Objective
Convert the material, from its first line through the line containing "x-tick-label: 80 [405, 421, 422, 436]", into a JSON list of strings with one string per line and no blank lines.
-=-=-
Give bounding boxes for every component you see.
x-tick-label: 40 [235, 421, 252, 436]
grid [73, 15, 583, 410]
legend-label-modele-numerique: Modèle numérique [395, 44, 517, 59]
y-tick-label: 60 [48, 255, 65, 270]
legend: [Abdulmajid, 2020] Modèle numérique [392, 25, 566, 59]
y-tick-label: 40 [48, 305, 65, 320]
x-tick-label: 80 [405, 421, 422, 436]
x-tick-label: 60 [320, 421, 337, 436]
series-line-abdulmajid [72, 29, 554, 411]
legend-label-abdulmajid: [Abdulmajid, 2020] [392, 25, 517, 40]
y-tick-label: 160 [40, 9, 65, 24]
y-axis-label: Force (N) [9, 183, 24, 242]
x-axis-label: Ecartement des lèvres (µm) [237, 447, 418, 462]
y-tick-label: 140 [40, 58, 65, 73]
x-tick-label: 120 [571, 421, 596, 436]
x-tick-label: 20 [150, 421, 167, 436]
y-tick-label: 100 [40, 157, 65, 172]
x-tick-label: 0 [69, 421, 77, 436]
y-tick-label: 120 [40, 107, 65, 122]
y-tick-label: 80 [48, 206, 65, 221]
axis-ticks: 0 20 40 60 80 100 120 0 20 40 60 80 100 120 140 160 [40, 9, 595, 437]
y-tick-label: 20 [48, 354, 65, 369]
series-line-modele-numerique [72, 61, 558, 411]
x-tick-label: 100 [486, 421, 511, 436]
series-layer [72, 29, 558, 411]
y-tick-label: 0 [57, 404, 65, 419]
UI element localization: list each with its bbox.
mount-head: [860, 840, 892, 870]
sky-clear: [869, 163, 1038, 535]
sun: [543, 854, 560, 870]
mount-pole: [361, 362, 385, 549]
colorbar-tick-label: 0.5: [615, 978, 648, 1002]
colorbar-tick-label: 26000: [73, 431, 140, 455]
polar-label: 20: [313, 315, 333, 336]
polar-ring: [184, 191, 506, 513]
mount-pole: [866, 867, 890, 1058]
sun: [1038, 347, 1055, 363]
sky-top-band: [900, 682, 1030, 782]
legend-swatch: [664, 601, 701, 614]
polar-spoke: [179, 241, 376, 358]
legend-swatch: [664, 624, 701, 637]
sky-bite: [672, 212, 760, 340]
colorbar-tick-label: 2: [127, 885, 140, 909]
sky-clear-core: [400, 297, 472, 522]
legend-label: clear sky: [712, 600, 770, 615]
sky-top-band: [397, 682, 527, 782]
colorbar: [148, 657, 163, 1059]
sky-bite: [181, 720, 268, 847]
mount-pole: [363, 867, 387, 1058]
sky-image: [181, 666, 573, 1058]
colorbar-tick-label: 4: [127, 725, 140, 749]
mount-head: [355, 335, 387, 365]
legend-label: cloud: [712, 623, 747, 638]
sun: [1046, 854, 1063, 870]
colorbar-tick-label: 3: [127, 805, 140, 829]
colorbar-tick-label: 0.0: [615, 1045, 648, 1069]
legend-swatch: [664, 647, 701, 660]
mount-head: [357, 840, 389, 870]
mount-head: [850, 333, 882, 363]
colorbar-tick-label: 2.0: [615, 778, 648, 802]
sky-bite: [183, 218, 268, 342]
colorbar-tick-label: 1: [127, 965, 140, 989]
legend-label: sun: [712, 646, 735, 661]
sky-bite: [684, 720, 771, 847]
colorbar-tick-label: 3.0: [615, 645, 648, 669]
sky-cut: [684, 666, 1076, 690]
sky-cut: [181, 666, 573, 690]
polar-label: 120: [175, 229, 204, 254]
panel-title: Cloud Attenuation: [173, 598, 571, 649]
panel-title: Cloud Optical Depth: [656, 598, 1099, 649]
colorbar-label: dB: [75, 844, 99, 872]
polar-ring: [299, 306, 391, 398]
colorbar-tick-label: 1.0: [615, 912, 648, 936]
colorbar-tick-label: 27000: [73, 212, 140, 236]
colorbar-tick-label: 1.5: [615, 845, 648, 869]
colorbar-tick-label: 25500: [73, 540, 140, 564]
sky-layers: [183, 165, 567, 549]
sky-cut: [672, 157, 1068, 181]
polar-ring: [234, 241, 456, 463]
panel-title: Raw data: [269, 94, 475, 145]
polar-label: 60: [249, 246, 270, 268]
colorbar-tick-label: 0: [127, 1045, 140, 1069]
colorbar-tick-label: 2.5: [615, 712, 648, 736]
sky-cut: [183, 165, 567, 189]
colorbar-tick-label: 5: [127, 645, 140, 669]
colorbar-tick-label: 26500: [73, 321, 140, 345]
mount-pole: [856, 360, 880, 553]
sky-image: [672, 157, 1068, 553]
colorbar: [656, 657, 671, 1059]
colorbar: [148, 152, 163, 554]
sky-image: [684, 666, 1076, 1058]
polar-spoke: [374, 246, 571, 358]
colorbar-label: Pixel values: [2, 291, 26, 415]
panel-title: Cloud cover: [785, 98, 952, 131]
-=-=-
Task solution
[
  "Give bounding boxes for every component you see.",
  "x-tick-label: 40 [235, 421, 252, 436]",
  "grid [73, 15, 583, 410]",
  "legend-label-modele-numerique: Modèle numérique [395, 44, 517, 59]",
  "y-tick-label: 60 [48, 255, 65, 270]",
  "legend: [Abdulmajid, 2020] Modèle numérique [392, 25, 566, 59]",
  "y-tick-label: 40 [48, 305, 65, 320]",
  "x-tick-label: 80 [405, 421, 422, 436]"
]